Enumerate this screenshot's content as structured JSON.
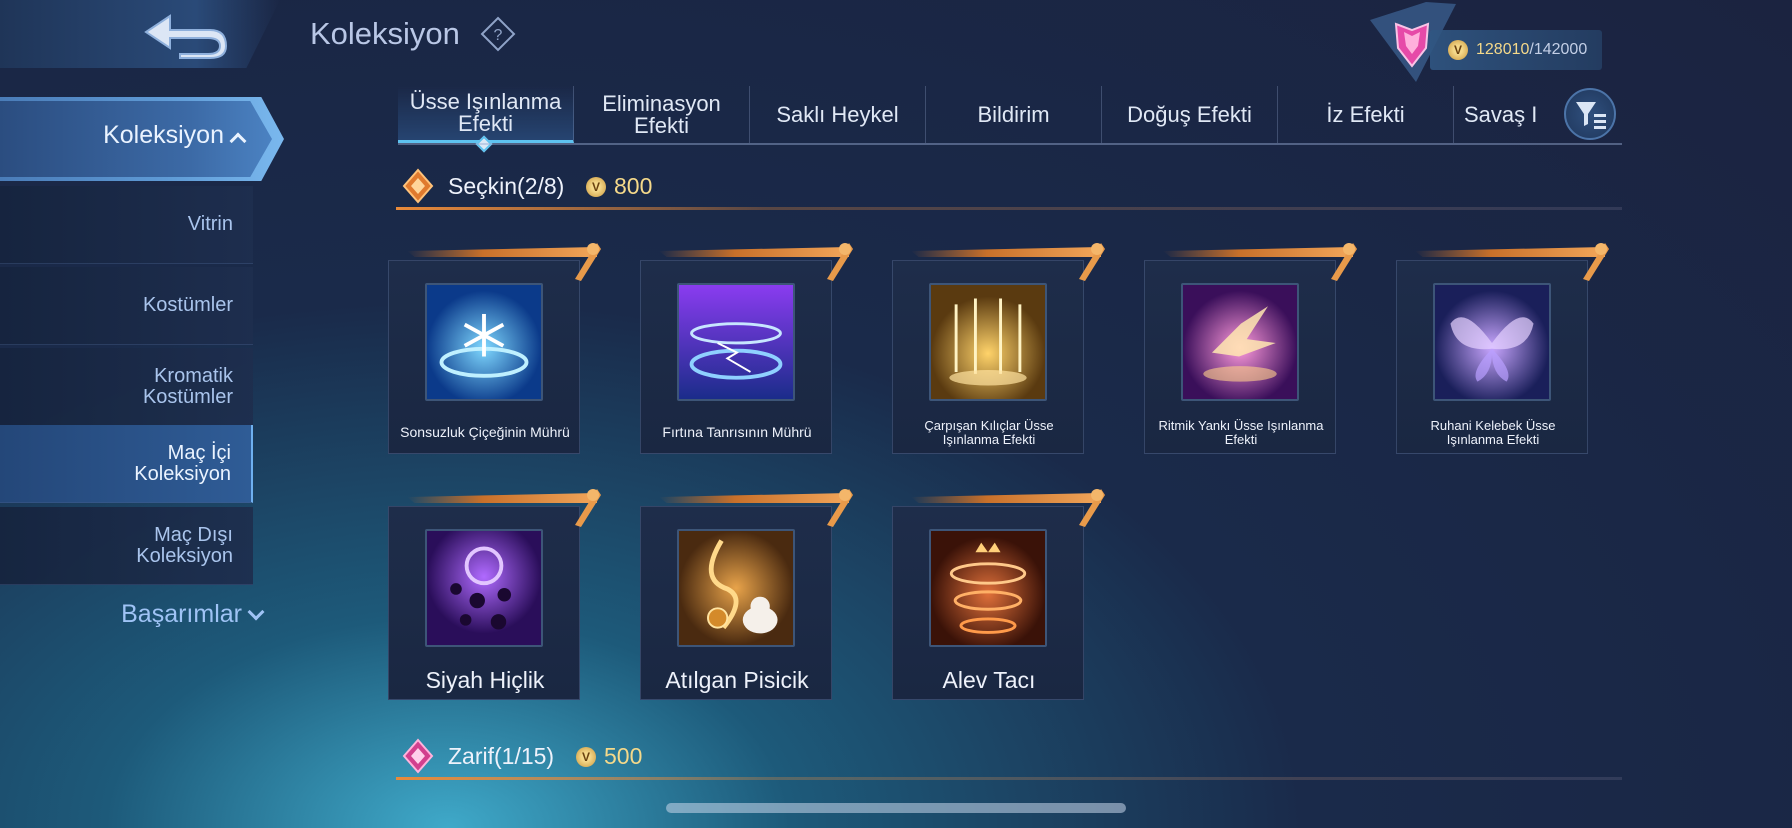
{
  "header": {
    "title": "Koleksiyon",
    "currency_value": "128010",
    "currency_max": "/142000"
  },
  "sidebar": {
    "main_label": "Koleksiyon",
    "items": [
      {
        "label": "Vitrin"
      },
      {
        "label": "Kostümler"
      },
      {
        "label": "Kromatik\nKostümler"
      },
      {
        "label": "Maç İçi\nKoleksiyon"
      },
      {
        "label": "Maç Dışı\nKoleksiyon"
      }
    ],
    "active_item": 3,
    "extra_label": "Başarımlar"
  },
  "tabs": [
    {
      "label": "Üsse Işınlanma\nEfekti",
      "active": true
    },
    {
      "label": "Eliminasyon\nEfekti"
    },
    {
      "label": "Saklı Heykel"
    },
    {
      "label": "Bildirim"
    },
    {
      "label": "Doğuş Efekti"
    },
    {
      "label": "İz Efekti"
    },
    {
      "label": "Savaş I"
    }
  ],
  "sections": {
    "elite": {
      "label": "Seçkin(2/8)",
      "price": "800"
    },
    "graceful": {
      "label": "Zarif(1/15)",
      "price": "500"
    }
  },
  "items": [
    {
      "name": "Sonsuzluk Çiçeğinin Mührü"
    },
    {
      "name": "Fırtına Tanrısının Mührü"
    },
    {
      "name": "Çarpışan Kılıçlar Üsse Işınlanma Efekti"
    },
    {
      "name": "Ritmik Yankı Üsse Işınlanma Efekti"
    },
    {
      "name": "Ruhani Kelebek Üsse Işınlanma Efekti"
    },
    {
      "name": "Siyah Hiçlik"
    },
    {
      "name": "Atılgan Pisicik"
    },
    {
      "name": "Alev Tacı"
    }
  ],
  "colors": {
    "accent": "#5ec2f0",
    "gold": "#f5d98a",
    "frame": "#e98a3a"
  },
  "icons": [
    "back-arrow-icon",
    "help-icon",
    "rank-badge-icon",
    "coin-icon",
    "filter-icon",
    "chevron-up-icon",
    "chevron-down-icon"
  ]
}
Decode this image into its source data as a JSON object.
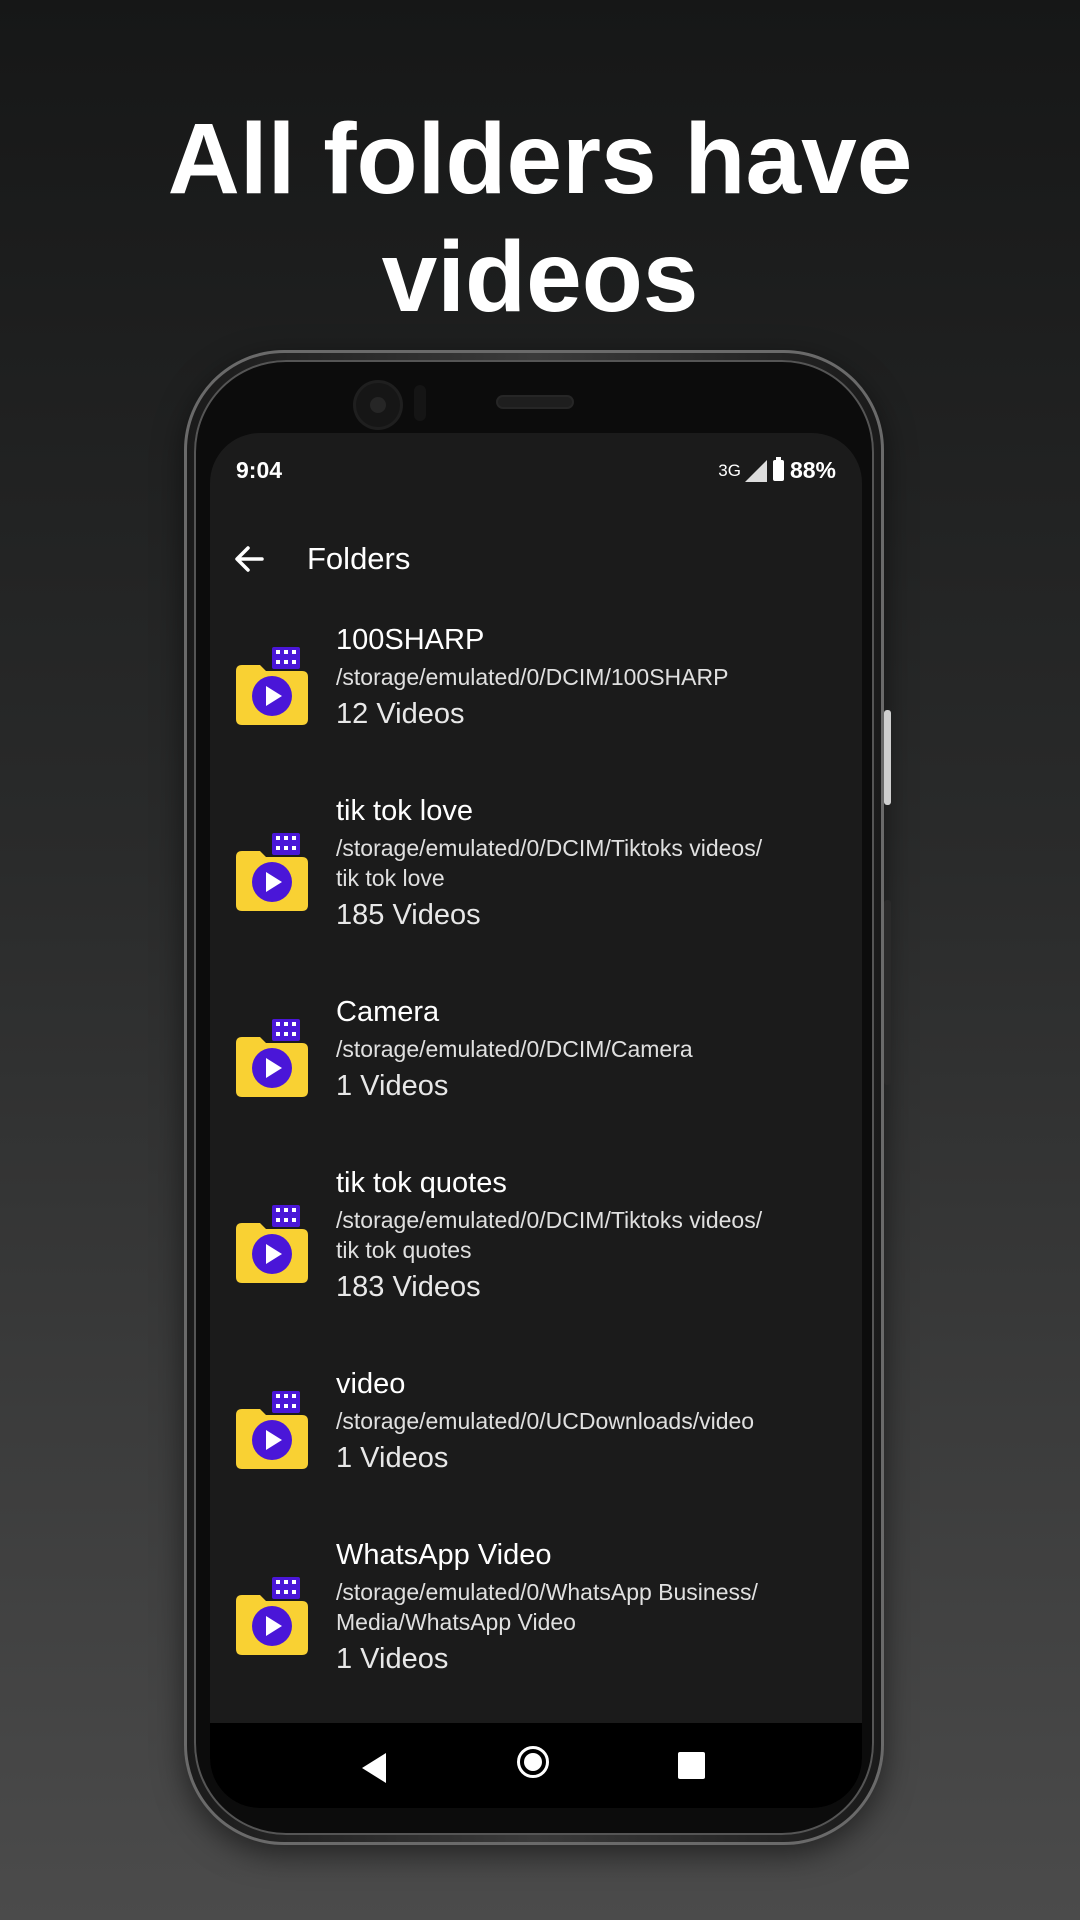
{
  "headline": {
    "line1": "All folders have",
    "line2": "videos"
  },
  "status_bar": {
    "time": "9:04",
    "network": "3G",
    "battery": "88%"
  },
  "app_bar": {
    "title": "Folders"
  },
  "folders": [
    {
      "name": "100SHARP",
      "path": "/storage/emulated/0/DCIM/100SHARP",
      "count": "12 Videos"
    },
    {
      "name": "tik tok love",
      "path": "/storage/emulated/0/DCIM/Tiktoks videos/",
      "path2": "tik tok love",
      "count": "185 Videos"
    },
    {
      "name": "Camera",
      "path": "/storage/emulated/0/DCIM/Camera",
      "count": "1 Videos"
    },
    {
      "name": "tik tok quotes",
      "path": "/storage/emulated/0/DCIM/Tiktoks videos/",
      "path2": "tik tok quotes",
      "count": "183 Videos"
    },
    {
      "name": "video",
      "path": "/storage/emulated/0/UCDownloads/video",
      "count": "1 Videos"
    },
    {
      "name": "WhatsApp Video",
      "path": "/storage/emulated/0/WhatsApp Business/",
      "path2": "Media/WhatsApp Video",
      "count": "1 Videos"
    }
  ],
  "colors": {
    "folder_yellow": "#f9d133",
    "play_purple": "#4a16d8"
  },
  "nav_icons": [
    "back-triangle-icon",
    "home-circle-icon",
    "recents-square-icon"
  ]
}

→ **Exercise description**: Output the line that contains "Decode this image" and every subsequent line through the end of the entries, exactly as given, without pictures.

→ **Worked solution**:
Decode this image into its source data as a JSON object.
{
  "headline": {
    "line1": "All folders have",
    "line2": "videos"
  },
  "status_bar": {
    "time": "9:04",
    "network": "3G",
    "battery": "88%"
  },
  "app_bar": {
    "title": "Folders"
  },
  "folders": [
    {
      "name": "100SHARP",
      "path": "/storage/emulated/0/DCIM/100SHARP",
      "count": "12 Videos"
    },
    {
      "name": "tik tok love",
      "path": "/storage/emulated/0/DCIM/Tiktoks videos/",
      "path2": "tik tok love",
      "count": "185 Videos"
    },
    {
      "name": "Camera",
      "path": "/storage/emulated/0/DCIM/Camera",
      "count": "1 Videos"
    },
    {
      "name": "tik tok quotes",
      "path": "/storage/emulated/0/DCIM/Tiktoks videos/",
      "path2": "tik tok quotes",
      "count": "183 Videos"
    },
    {
      "name": "video",
      "path": "/storage/emulated/0/UCDownloads/video",
      "count": "1 Videos"
    },
    {
      "name": "WhatsApp Video",
      "path": "/storage/emulated/0/WhatsApp Business/",
      "path2": "Media/WhatsApp Video",
      "count": "1 Videos"
    }
  ],
  "colors": {
    "folder_yellow": "#f9d133",
    "play_purple": "#4a16d8"
  },
  "nav_icons": [
    "back-triangle-icon",
    "home-circle-icon",
    "recents-square-icon"
  ]
}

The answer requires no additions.